[Opening Extracted entries section]

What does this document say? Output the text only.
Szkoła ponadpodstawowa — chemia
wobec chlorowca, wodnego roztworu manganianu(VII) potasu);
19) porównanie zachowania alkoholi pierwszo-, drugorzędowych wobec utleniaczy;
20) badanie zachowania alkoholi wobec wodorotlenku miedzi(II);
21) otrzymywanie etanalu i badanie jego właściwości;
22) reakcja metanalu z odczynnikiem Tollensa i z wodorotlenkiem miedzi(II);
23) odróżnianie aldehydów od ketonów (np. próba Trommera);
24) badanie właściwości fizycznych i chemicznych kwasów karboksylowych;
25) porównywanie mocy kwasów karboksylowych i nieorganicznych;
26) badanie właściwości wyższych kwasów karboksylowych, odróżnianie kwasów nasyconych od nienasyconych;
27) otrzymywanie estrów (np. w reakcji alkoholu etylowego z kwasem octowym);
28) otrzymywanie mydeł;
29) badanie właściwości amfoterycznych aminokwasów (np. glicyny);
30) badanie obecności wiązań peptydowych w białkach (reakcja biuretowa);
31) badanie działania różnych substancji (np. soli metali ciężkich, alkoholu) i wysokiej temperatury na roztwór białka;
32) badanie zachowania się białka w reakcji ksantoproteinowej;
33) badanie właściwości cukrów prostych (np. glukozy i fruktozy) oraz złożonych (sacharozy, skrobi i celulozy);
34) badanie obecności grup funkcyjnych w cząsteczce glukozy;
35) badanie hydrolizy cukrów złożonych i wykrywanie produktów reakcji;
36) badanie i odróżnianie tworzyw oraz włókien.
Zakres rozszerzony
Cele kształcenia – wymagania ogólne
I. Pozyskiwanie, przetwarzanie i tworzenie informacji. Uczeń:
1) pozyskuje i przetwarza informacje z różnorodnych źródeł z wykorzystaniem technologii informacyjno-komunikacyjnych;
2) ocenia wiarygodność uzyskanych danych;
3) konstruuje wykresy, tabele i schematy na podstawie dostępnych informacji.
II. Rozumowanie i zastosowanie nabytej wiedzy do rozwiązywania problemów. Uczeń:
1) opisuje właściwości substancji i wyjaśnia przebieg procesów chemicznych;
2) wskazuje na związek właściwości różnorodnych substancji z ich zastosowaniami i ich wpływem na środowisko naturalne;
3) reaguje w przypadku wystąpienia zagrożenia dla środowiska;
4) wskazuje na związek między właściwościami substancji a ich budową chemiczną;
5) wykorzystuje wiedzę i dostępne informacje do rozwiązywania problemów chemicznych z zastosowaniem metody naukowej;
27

[Closing Extracted entries section]

▸ What this task involves
From top to bottom, repeat the data above without alteration.

▸ Solution for this task
What does this document say? Output the text only.
Szkoła ponadpodstawowa — chemia
wobec chlorowca, wodnego roztworu manganianu(VII) potasu);
19) porównanie zachowania alkoholi pierwszo-, drugorzędowych wobec utleniaczy;
20) badanie zachowania alkoholi wobec wodorotlenku miedzi(II);
21) otrzymywanie etanalu i badanie jego właściwości;
22) reakcja metanalu z odczynnikiem Tollensa i z wodorotlenkiem miedzi(II);
23) odróżnianie aldehydów od ketonów (np. próba Trommera);
24) badanie właściwości fizycznych i chemicznych kwasów karboksylowych;
25) porównywanie mocy kwasów karboksylowych i nieorganicznych;
26) badanie właściwości wyższych kwasów karboksylowych, odróżnianie kwasów nasyconych od nienasyconych;
27) otrzymywanie estrów (np. w reakcji alkoholu etylowego z kwasem octowym);
28) otrzymywanie mydeł;
29) badanie właściwości amfoterycznych aminokwasów (np. glicyny);
30) badanie obecności wiązań peptydowych w białkach (reakcja biuretowa);
31) badanie działania różnych substancji (np. soli metali ciężkich, alkoholu) i wysokiej temperatury na roztwór białka;
32) badanie zachowania się białka w reakcji ksantoproteinowej;
33) badanie właściwości cukrów prostych (np. glukozy i fruktozy) oraz złożonych (sacharozy, skrobi i celulozy);
34) badanie obecności grup funkcyjnych w cząsteczce glukozy;
35) badanie hydrolizy cukrów złożonych i wykrywanie produktów reakcji;
36) badanie i odróżnianie tworzyw oraz włókien.
Zakres rozszerzony
Cele kształcenia – wymagania ogólne
I. Pozyskiwanie, przetwarzanie i tworzenie informacji. Uczeń:
1) pozyskuje i przetwarza informacje z różnorodnych źródeł z wykorzystaniem technologii informacyjno-komunikacyjnych;
2) ocenia wiarygodność uzyskanych danych;
3) konstruuje wykresy, tabele i schematy na podstawie dostępnych informacji.
II. Rozumowanie i zastosowanie nabytej wiedzy do rozwiązywania problemów. Uczeń:
1) opisuje właściwości substancji i wyjaśnia przebieg procesów chemicznych;
2) wskazuje na związek właściwości różnorodnych substancji z ich zastosowaniami i ich wpływem na środowisko naturalne;
3) reaguje w przypadku wystąpienia zagrożenia dla środowiska;
4) wskazuje na związek między właściwościami substancji a ich budową chemiczną;
5) wykorzystuje wiedzę i dostępne informacje do rozwiązywania problemów chemicznych z zastosowaniem metody naukowej;
27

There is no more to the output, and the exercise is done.